-- start of EXERCISE MATERIALS --

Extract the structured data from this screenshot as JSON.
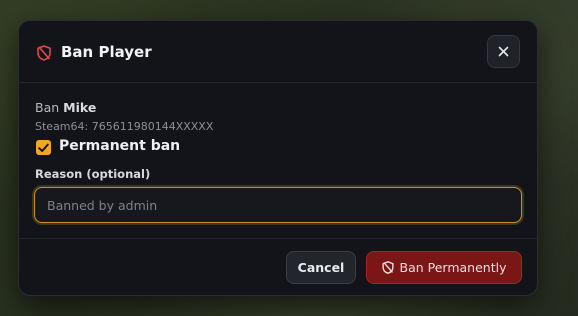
{
  "dialog": {
    "title": "Ban Player",
    "title_icon": "shield-off-icon",
    "close_icon": "close-icon"
  },
  "body": {
    "ban_prefix": "Ban",
    "player_name": "Mike",
    "steam_id": "Steam64: 765611980144XXXXX",
    "permanent_label": "Permanent ban",
    "permanent_checked": true,
    "reason_label": "Reason (optional)",
    "reason_value": "",
    "reason_placeholder": "Banned by admin"
  },
  "footer": {
    "cancel_label": "Cancel",
    "confirm_label": "Ban Permanently",
    "confirm_icon": "shield-off-icon"
  },
  "colors": {
    "accent": "#f0a81e",
    "danger": "#7a1616",
    "danger_icon": "#e0484b",
    "surface": "#121419"
  }
}
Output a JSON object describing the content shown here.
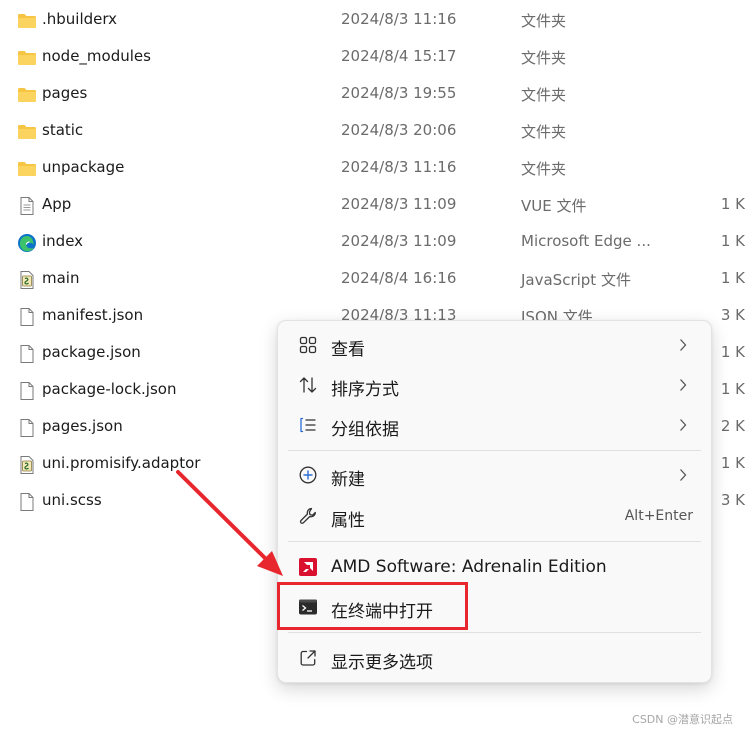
{
  "files": [
    {
      "name": ".hbuilderx",
      "date": "2024/8/3 11:16",
      "type": "文件夹",
      "size": "",
      "icon": "folder-icon"
    },
    {
      "name": "node_modules",
      "date": "2024/8/4 15:17",
      "type": "文件夹",
      "size": "",
      "icon": "folder-icon"
    },
    {
      "name": "pages",
      "date": "2024/8/3 19:55",
      "type": "文件夹",
      "size": "",
      "icon": "folder-icon"
    },
    {
      "name": "static",
      "date": "2024/8/3 20:06",
      "type": "文件夹",
      "size": "",
      "icon": "folder-icon"
    },
    {
      "name": "unpackage",
      "date": "2024/8/3 11:16",
      "type": "文件夹",
      "size": "",
      "icon": "folder-icon"
    },
    {
      "name": "App",
      "date": "2024/8/3 11:09",
      "type": "VUE 文件",
      "size": "1 K",
      "icon": "text-file-icon"
    },
    {
      "name": "index",
      "date": "2024/8/3 11:09",
      "type": "Microsoft Edge ...",
      "size": "1 K",
      "icon": "edge-icon"
    },
    {
      "name": "main",
      "date": "2024/8/4 16:16",
      "type": "JavaScript 文件",
      "size": "1 K",
      "icon": "script-file-icon"
    },
    {
      "name": "manifest.json",
      "date": "2024/8/3 11:13",
      "type": "JSON 文件",
      "size": "3 K",
      "icon": "blank-file-icon"
    },
    {
      "name": "package.json",
      "date": "",
      "type": "",
      "size": "1 K",
      "icon": "blank-file-icon"
    },
    {
      "name": "package-lock.json",
      "date": "",
      "type": "",
      "size": "1 K",
      "icon": "blank-file-icon"
    },
    {
      "name": "pages.json",
      "date": "",
      "type": "",
      "size": "2 K",
      "icon": "blank-file-icon"
    },
    {
      "name": "uni.promisify.adaptor",
      "date": "",
      "type": "",
      "size": "1 K",
      "icon": "script-file-icon"
    },
    {
      "name": "uni.scss",
      "date": "",
      "type": "",
      "size": "3 K",
      "icon": "blank-file-icon"
    }
  ],
  "context_menu": {
    "view": "查看",
    "sort": "排序方式",
    "group": "分组依据",
    "new": "新建",
    "properties": "属性",
    "properties_shortcut": "Alt+Enter",
    "amd": "AMD Software: Adrenalin Edition",
    "terminal": "在终端中打开",
    "more": "显示更多选项"
  },
  "watermark": "CSDN @潜意识起点",
  "colors": {
    "folder": "#f6c544",
    "highlight": "#e8262d",
    "amd": "#d9112f",
    "edge_blue": "#0c73c9",
    "edge_green": "#3cc26a"
  }
}
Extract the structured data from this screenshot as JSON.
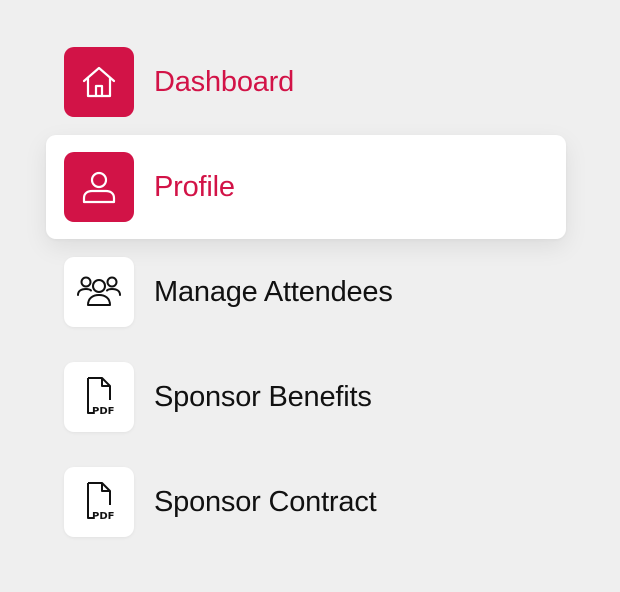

-- end of EXERCISE MATERIALS --

# [THE EXERCISE]
Transcribe the full listing above exactly as it stands, minus the pictures.

# [OUTPUT FOR THIS TASK]
Extract the structured data from this screenshot as JSON.
{
  "dialog": {
    "title": "Ban Player",
    "title_icon": "shield-off-icon",
    "close_icon": "close-icon"
  },
  "body": {
    "ban_prefix": "Ban",
    "player_name": "Mike",
    "steam_id": "Steam64: 765611980144XXXXX",
    "permanent_label": "Permanent ban",
    "permanent_checked": true,
    "reason_label": "Reason (optional)",
    "reason_value": "",
    "reason_placeholder": "Banned by admin"
  },
  "footer": {
    "cancel_label": "Cancel",
    "confirm_label": "Ban Permanently",
    "confirm_icon": "shield-off-icon"
  },
  "colors": {
    "accent": "#f0a81e",
    "danger": "#7a1616",
    "danger_icon": "#e0484b",
    "surface": "#121419"
  }
}
Output a JSON object describing the content shown here.
{
  "files": [
    {
      "name": ".hbuilderx",
      "date": "2024/8/3 11:16",
      "type": "文件夹",
      "size": "",
      "icon": "folder-icon"
    },
    {
      "name": "node_modules",
      "date": "2024/8/4 15:17",
      "type": "文件夹",
      "size": "",
      "icon": "folder-icon"
    },
    {
      "name": "pages",
      "date": "2024/8/3 19:55",
      "type": "文件夹",
      "size": "",
      "icon": "folder-icon"
    },
    {
      "name": "static",
      "date": "2024/8/3 20:06",
      "type": "文件夹",
      "size": "",
      "icon": "folder-icon"
    },
    {
      "name": "unpackage",
      "date": "2024/8/3 11:16",
      "type": "文件夹",
      "size": "",
      "icon": "folder-icon"
    },
    {
      "name": "App",
      "date": "2024/8/3 11:09",
      "type": "VUE 文件",
      "size": "1 K",
      "icon": "text-file-icon"
    },
    {
      "name": "index",
      "date": "2024/8/3 11:09",
      "type": "Microsoft Edge ...",
      "size": "1 K",
      "icon": "edge-icon"
    },
    {
      "name": "main",
      "date": "2024/8/4 16:16",
      "type": "JavaScript 文件",
      "size": "1 K",
      "icon": "script-file-icon"
    },
    {
      "name": "manifest.json",
      "date": "2024/8/3 11:13",
      "type": "JSON 文件",
      "size": "3 K",
      "icon": "blank-file-icon"
    },
    {
      "name": "package.json",
      "date": "",
      "type": "",
      "size": "1 K",
      "icon": "blank-file-icon"
    },
    {
      "name": "package-lock.json",
      "date": "",
      "type": "",
      "size": "1 K",
      "icon": "blank-file-icon"
    },
    {
      "name": "pages.json",
      "date": "",
      "type": "",
      "size": "2 K",
      "icon": "blank-file-icon"
    },
    {
      "name": "uni.promisify.adaptor",
      "date": "",
      "type": "",
      "size": "1 K",
      "icon": "script-file-icon"
    },
    {
      "name": "uni.scss",
      "date": "",
      "type": "",
      "size": "3 K",
      "icon": "blank-file-icon"
    }
  ],
  "context_menu": {
    "view": "查看",
    "sort": "排序方式",
    "group": "分组依据",
    "new": "新建",
    "properties": "属性",
    "properties_shortcut": "Alt+Enter",
    "amd": "AMD Software: Adrenalin Edition",
    "terminal": "在终端中打开",
    "more": "显示更多选项"
  },
  "watermark": "CSDN @潜意识起点",
  "colors": {
    "folder": "#f6c544",
    "highlight": "#e8262d",
    "amd": "#d9112f",
    "edge_blue": "#0c73c9",
    "edge_green": "#3cc26a"
  }
}
Extract the structured data from this screenshot as JSON.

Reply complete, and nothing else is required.